━━━━━ Entries supplied ━━━━━
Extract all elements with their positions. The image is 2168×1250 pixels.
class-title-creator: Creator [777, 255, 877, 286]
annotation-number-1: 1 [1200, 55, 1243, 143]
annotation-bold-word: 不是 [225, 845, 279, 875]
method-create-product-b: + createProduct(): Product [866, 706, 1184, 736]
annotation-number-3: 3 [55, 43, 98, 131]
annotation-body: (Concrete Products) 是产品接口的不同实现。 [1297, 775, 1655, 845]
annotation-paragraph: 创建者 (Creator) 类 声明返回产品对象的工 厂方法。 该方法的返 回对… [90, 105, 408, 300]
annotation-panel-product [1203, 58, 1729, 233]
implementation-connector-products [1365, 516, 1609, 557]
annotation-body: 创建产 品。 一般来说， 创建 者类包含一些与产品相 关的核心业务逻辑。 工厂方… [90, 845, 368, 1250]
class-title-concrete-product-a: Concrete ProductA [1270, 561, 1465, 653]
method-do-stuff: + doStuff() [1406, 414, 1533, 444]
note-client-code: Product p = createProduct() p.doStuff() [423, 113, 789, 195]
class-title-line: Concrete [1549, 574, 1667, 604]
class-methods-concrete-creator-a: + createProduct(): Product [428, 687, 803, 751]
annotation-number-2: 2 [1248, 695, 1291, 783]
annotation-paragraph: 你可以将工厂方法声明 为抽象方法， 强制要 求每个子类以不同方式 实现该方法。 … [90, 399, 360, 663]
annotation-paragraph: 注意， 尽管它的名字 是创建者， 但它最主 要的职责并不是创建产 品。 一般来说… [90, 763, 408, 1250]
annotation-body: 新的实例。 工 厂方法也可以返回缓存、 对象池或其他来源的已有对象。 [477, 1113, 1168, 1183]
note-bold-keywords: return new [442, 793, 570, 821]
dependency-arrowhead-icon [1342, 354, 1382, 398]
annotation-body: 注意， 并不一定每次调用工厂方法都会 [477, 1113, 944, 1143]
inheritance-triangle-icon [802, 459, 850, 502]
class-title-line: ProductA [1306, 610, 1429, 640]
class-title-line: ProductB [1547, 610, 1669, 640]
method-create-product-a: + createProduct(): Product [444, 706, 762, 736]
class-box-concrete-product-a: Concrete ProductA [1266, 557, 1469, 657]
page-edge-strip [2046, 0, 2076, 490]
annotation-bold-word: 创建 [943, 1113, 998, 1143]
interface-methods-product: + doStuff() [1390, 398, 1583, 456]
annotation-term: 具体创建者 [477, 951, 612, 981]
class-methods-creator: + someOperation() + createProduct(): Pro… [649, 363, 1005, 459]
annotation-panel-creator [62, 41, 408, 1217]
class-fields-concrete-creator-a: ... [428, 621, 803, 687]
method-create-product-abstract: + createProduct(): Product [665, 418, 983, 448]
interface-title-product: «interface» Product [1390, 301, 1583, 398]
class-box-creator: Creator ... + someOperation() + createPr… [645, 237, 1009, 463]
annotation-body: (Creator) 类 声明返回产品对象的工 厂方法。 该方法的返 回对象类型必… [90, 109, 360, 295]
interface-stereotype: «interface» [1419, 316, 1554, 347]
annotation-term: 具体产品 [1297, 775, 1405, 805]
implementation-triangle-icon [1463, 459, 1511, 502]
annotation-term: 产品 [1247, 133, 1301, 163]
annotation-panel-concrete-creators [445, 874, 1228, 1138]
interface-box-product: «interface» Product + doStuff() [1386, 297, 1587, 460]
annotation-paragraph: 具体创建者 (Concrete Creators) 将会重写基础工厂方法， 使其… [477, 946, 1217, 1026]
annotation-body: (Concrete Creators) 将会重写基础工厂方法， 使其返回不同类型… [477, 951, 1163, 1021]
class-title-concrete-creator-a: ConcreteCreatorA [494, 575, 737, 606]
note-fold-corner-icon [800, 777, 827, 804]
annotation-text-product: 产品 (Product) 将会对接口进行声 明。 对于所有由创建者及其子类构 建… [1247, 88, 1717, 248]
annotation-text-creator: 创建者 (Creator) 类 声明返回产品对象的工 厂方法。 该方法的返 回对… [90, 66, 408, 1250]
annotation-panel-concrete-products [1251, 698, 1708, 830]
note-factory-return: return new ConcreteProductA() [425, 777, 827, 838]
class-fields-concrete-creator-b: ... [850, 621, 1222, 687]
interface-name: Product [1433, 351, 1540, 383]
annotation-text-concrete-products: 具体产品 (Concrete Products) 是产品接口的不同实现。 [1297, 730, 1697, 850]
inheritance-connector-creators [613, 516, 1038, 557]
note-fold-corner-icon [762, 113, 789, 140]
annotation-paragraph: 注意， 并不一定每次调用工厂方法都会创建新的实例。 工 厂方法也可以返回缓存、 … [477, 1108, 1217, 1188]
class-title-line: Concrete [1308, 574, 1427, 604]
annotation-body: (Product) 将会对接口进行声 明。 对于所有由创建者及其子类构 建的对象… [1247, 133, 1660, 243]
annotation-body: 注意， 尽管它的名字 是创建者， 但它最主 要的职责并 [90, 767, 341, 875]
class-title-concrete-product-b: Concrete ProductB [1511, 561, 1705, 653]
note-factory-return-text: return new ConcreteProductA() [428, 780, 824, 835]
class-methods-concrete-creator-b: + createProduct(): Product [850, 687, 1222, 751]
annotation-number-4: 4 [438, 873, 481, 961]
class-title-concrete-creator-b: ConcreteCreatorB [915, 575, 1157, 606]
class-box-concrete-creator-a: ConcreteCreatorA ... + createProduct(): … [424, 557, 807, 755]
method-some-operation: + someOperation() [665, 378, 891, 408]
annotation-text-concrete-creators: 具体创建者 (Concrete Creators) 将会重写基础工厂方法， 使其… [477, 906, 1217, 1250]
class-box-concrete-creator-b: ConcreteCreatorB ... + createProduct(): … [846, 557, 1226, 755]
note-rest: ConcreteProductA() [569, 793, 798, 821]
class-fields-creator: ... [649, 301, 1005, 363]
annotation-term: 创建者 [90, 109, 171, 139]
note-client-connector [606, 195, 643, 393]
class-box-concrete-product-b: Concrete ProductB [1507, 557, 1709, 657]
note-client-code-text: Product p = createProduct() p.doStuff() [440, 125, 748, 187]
━━━━━
> **Written task**
Return every line of the material above unchanged, in the same order.

> **Written solution**
Extract all elements with their positions. The image is 2168×1250 pixels.
class-title-creator: Creator [777, 255, 877, 286]
annotation-number-1: 1 [1200, 55, 1243, 143]
annotation-bold-word: 不是 [225, 845, 279, 875]
method-create-product-b: + createProduct(): Product [866, 706, 1184, 736]
annotation-number-3: 3 [55, 43, 98, 131]
annotation-body: (Concrete Products) 是产品接口的不同实现。 [1297, 775, 1655, 845]
annotation-paragraph: 创建者 (Creator) 类 声明返回产品对象的工 厂方法。 该方法的返 回对… [90, 105, 408, 300]
annotation-panel-product [1203, 58, 1729, 233]
implementation-connector-products [1365, 516, 1609, 557]
annotation-body: 创建产 品。 一般来说， 创建 者类包含一些与产品相 关的核心业务逻辑。 工厂方… [90, 845, 368, 1250]
class-title-concrete-product-a: Concrete ProductA [1270, 561, 1465, 653]
method-do-stuff: + doStuff() [1406, 414, 1533, 444]
note-client-code: Product p = createProduct() p.doStuff() [423, 113, 789, 195]
class-title-line: Concrete [1549, 574, 1667, 604]
class-methods-concrete-creator-a: + createProduct(): Product [428, 687, 803, 751]
annotation-number-2: 2 [1248, 695, 1291, 783]
annotation-paragraph: 你可以将工厂方法声明 为抽象方法， 强制要 求每个子类以不同方式 实现该方法。 … [90, 399, 360, 663]
annotation-paragraph: 注意， 尽管它的名字 是创建者， 但它最主 要的职责并不是创建产 品。 一般来说… [90, 763, 408, 1250]
annotation-body: 新的实例。 工 厂方法也可以返回缓存、 对象池或其他来源的已有对象。 [477, 1113, 1168, 1183]
note-bold-keywords: return new [442, 793, 570, 821]
dependency-arrowhead-icon [1342, 354, 1382, 398]
annotation-body: 注意， 并不一定每次调用工厂方法都会 [477, 1113, 944, 1143]
inheritance-triangle-icon [802, 459, 850, 502]
class-title-line: ProductA [1306, 610, 1429, 640]
class-title-line: ProductB [1547, 610, 1669, 640]
method-create-product-a: + createProduct(): Product [444, 706, 762, 736]
class-box-concrete-product-a: Concrete ProductA [1266, 557, 1469, 657]
page-edge-strip [2046, 0, 2076, 490]
annotation-bold-word: 创建 [943, 1113, 998, 1143]
interface-methods-product: + doStuff() [1390, 398, 1583, 456]
annotation-term: 具体创建者 [477, 951, 612, 981]
class-methods-creator: + someOperation() + createProduct(): Pro… [649, 363, 1005, 459]
annotation-panel-creator [62, 41, 408, 1217]
class-fields-concrete-creator-a: ... [428, 621, 803, 687]
method-create-product-abstract: + createProduct(): Product [665, 418, 983, 448]
interface-title-product: «interface» Product [1390, 301, 1583, 398]
class-box-creator: Creator ... + someOperation() + createPr… [645, 237, 1009, 463]
annotation-body: (Creator) 类 声明返回产品对象的工 厂方法。 该方法的返 回对象类型必… [90, 109, 360, 295]
interface-stereotype: «interface» [1419, 316, 1554, 347]
annotation-term: 具体产品 [1297, 775, 1405, 805]
implementation-triangle-icon [1463, 459, 1511, 502]
annotation-term: 产品 [1247, 133, 1301, 163]
annotation-panel-concrete-creators [445, 874, 1228, 1138]
interface-box-product: «interface» Product + doStuff() [1386, 297, 1587, 460]
annotation-paragraph: 具体创建者 (Concrete Creators) 将会重写基础工厂方法， 使其… [477, 946, 1217, 1026]
annotation-body: (Concrete Creators) 将会重写基础工厂方法， 使其返回不同类型… [477, 951, 1163, 1021]
class-title-concrete-creator-a: ConcreteCreatorA [494, 575, 737, 606]
note-fold-corner-icon [800, 777, 827, 804]
annotation-text-product: 产品 (Product) 将会对接口进行声 明。 对于所有由创建者及其子类构 建… [1247, 88, 1717, 248]
annotation-text-creator: 创建者 (Creator) 类 声明返回产品对象的工 厂方法。 该方法的返 回对… [90, 66, 408, 1250]
annotation-panel-concrete-products [1251, 698, 1708, 830]
note-factory-return: return new ConcreteProductA() [425, 777, 827, 838]
class-fields-concrete-creator-b: ... [850, 621, 1222, 687]
interface-name: Product [1433, 351, 1540, 383]
annotation-text-concrete-products: 具体产品 (Concrete Products) 是产品接口的不同实现。 [1297, 730, 1697, 850]
inheritance-connector-creators [613, 516, 1038, 557]
note-fold-corner-icon [762, 113, 789, 140]
annotation-paragraph: 注意， 并不一定每次调用工厂方法都会创建新的实例。 工 厂方法也可以返回缓存、 … [477, 1108, 1217, 1188]
class-title-line: Concrete [1308, 574, 1427, 604]
annotation-body: (Product) 将会对接口进行声 明。 对于所有由创建者及其子类构 建的对象… [1247, 133, 1660, 243]
annotation-body: 注意， 尽管它的名字 是创建者， 但它最主 要的职责并 [90, 767, 341, 875]
class-title-concrete-product-b: Concrete ProductB [1511, 561, 1705, 653]
note-factory-return-text: return new ConcreteProductA() [428, 780, 824, 835]
class-methods-concrete-creator-b: + createProduct(): Product [850, 687, 1222, 751]
annotation-number-4: 4 [438, 873, 481, 961]
class-title-concrete-creator-b: ConcreteCreatorB [915, 575, 1157, 606]
class-box-concrete-creator-a: ConcreteCreatorA ... + createProduct(): … [424, 557, 807, 755]
method-some-operation: + someOperation() [665, 378, 891, 408]
annotation-text-concrete-creators: 具体创建者 (Concrete Creators) 将会重写基础工厂方法， 使其… [477, 906, 1217, 1250]
class-box-concrete-creator-b: ConcreteCreatorB ... + createProduct(): … [846, 557, 1226, 755]
note-rest: ConcreteProductA() [569, 793, 798, 821]
class-fields-creator: ... [649, 301, 1005, 363]
annotation-term: 创建者 [90, 109, 171, 139]
note-client-connector [606, 195, 643, 393]
class-box-concrete-product-b: Concrete ProductB [1507, 557, 1709, 657]
note-client-code-text: Product p = createProduct() p.doStuff() [440, 125, 748, 187]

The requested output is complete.